» WHAT IS NEEDED
All entries must be repeated exactly; do not include the pictures.

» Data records
================================

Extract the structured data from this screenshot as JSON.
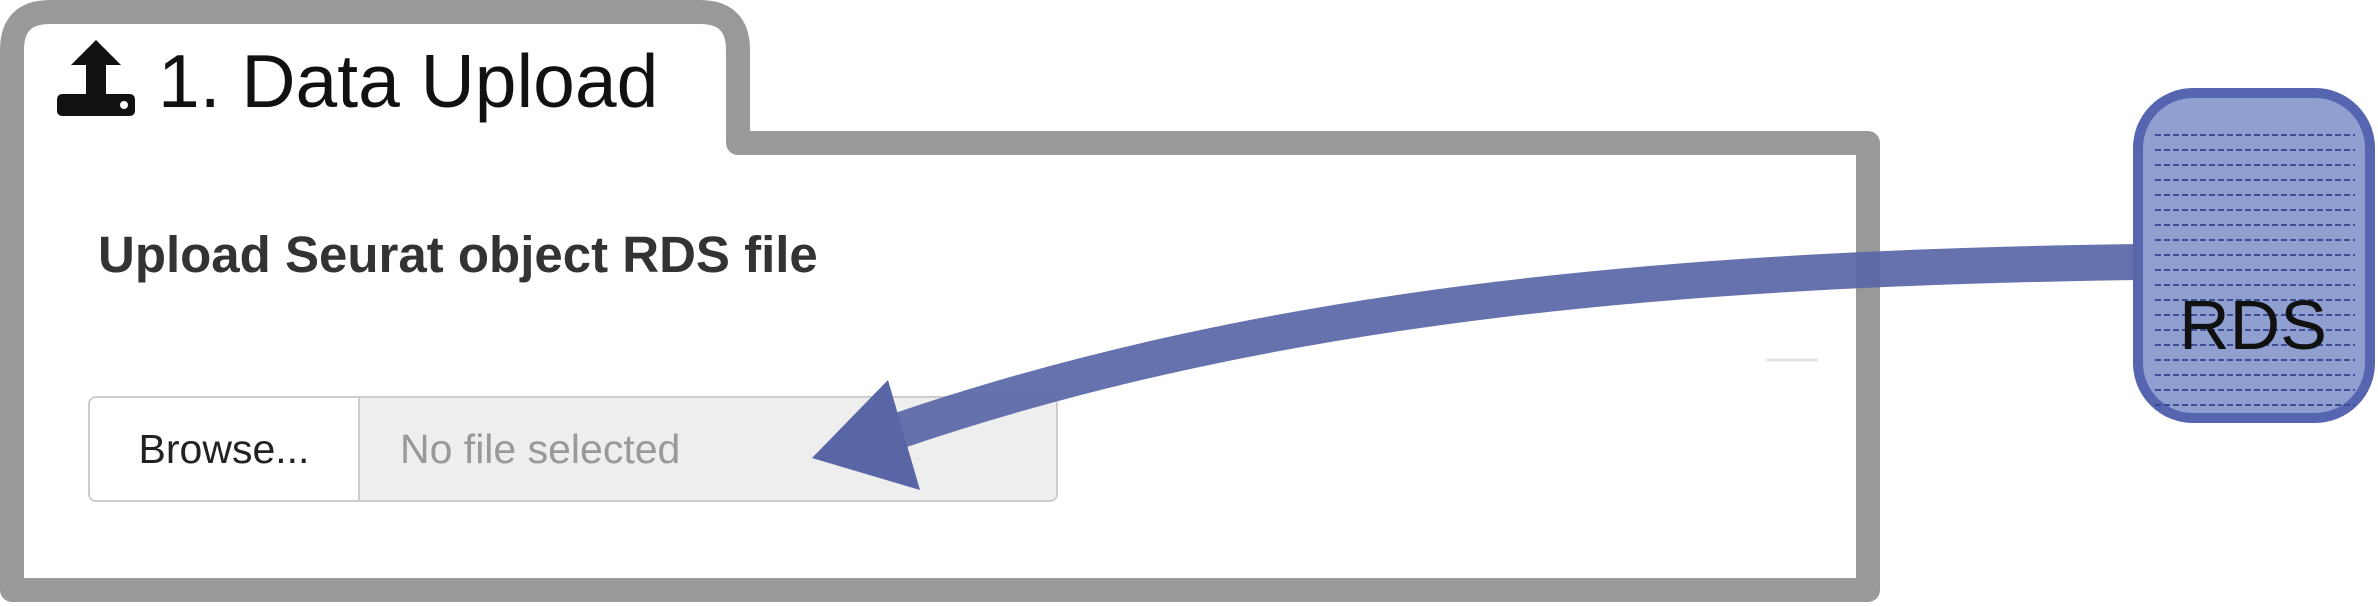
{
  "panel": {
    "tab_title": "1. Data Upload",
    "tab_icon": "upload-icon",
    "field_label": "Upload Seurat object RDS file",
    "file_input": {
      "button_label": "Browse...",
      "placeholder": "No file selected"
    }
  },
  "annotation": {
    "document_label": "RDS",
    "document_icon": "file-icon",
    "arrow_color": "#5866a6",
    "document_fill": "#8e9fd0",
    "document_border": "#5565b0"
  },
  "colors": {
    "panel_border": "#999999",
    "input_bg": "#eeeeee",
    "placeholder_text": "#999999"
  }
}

================================

» OUTPUT OF THE TASK
Extract the structured data from this screenshot as JSON.
{
  "panel": {
    "tab_title": "1. Data Upload",
    "tab_icon": "upload-icon",
    "field_label": "Upload Seurat object RDS file",
    "file_input": {
      "button_label": "Browse...",
      "placeholder": "No file selected"
    }
  },
  "annotation": {
    "document_label": "RDS",
    "document_icon": "file-icon",
    "arrow_color": "#5866a6",
    "document_fill": "#8e9fd0",
    "document_border": "#5565b0"
  },
  "colors": {
    "panel_border": "#999999",
    "input_bg": "#eeeeee",
    "placeholder_text": "#999999"
  }
}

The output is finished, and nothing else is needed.